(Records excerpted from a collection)
* start *

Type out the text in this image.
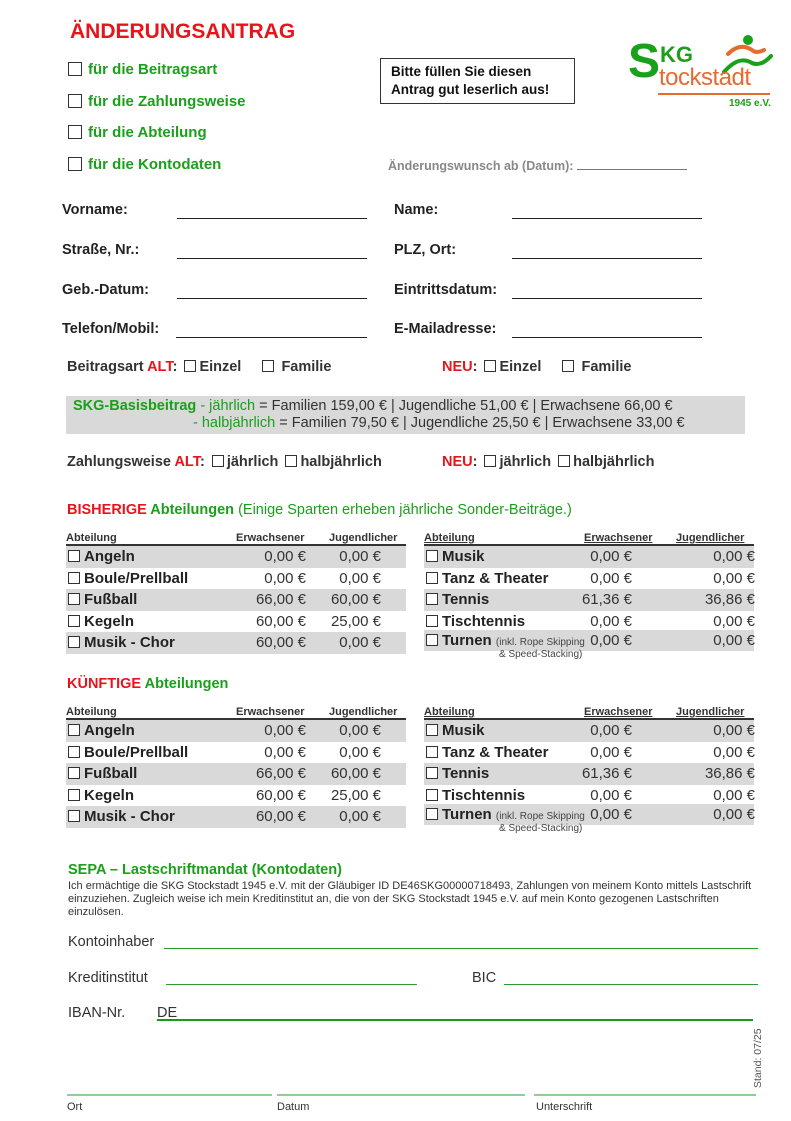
ÄNDERUNGSANTRAG
für die Beitragsart
für die Zahlungsweise
für die Abteilung
für die Kontodaten
Bitte füllen Sie diesen
Antrag gut leserlich aus!
S KG
tockstadt
1945 e.V.
Änderungswunsch ab (Datum):
Vorname:	Name:
Straße, Nr.:	PLZ, Ort:
Geb.-Datum:	Eintrittsdatum:
Telefon/Mobil:	E-Mailadresse:
Beitragsart ALT: Einzel	Familie	NEU: Einzel	Familie
SKG-Basisbeitrag - jährlich = Familien 159,00 € | Jugendliche 51,00 € | Erwachsene 66,00 €
- halbjährlich = Familien 79,50 € | Jugendliche 25,50 € | Erwachsene 33,00 €
Zahlungsweise ALT: jährlich halbjährlich	NEU: jährlich halbjährlich
BISHERIGE Abteilungen (Einige Sparten erheben jährliche Sonder-Beiträge.)
Abteilung	Erwachsener Jugendlicher
Angeln	0,00 € 0,00 €
Boule/Prellball	0,00 € 0,00 €
Fußball	66,00 € 60,00 €
Kegeln	60,00 € 25,00 €
Musik - Chor	60,00 € 0,00 €
Abteilung	Erwachsener Jugendlicher
Musik	0,00 €	0,00 €
Tanz & Theater	0,00 €	0,00 €
Tennis	61,36 €	36,86 €
Tischtennis	0,00 €	0,00 €
Turnen (inkl. Rope Skipping 0,00 €	0,00 €
& Speed-Stacking)
KÜNFTIGE Abteilungen
Abteilung	Erwachsener Jugendlicher
Angeln	0,00 € 0,00 €
Boule/Prellball	0,00 € 0,00 €
Fußball	66,00 € 60,00 €
Kegeln	60,00 € 25,00 €
Musik - Chor	60,00 € 0,00 €
Abteilung	Erwachsener Jugendlicher
Musik	0,00 €	0,00 €
Tanz & Theater	0,00 €	0,00 €
Tennis	61,36 €	36,86 €
Tischtennis	0,00 €	0,00 €
Turnen (inkl. Rope Skipping 0,00 €	0,00 €
& Speed-Stacking)
SEPA – Lastschriftmandat (Kontodaten)
Ich ermächtige die SKG Stockstadt 1945 e.V. mit der Gläubiger ID DE46SKG00000718493, Zahlungen von meinem Konto mittels Lastschrift einzuziehen. Zugleich weise ich mein Kreditinstitut an, die von der SKG Stockstadt 1945 e.V. auf mein Konto gezogenen Lastschriften einzulösen.
Kontoinhaber
Kreditinstitut	BIC
IBAN-Nr. DE
Ort	Datum	Unterschrift
Stand: 07/25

* end *

*Problem to work on*
Show each line of the listing that holds the string "Familien".

*Solution to this problem*
SKG-Basisbeitrag - jährlich = Familien 159,00 € | Jugendliche 51,00 € | Erwachsene 66,00 €
- halbjährlich = Familien 79,50 € | Jugendliche 25,50 € | Erwachsene 33,00 €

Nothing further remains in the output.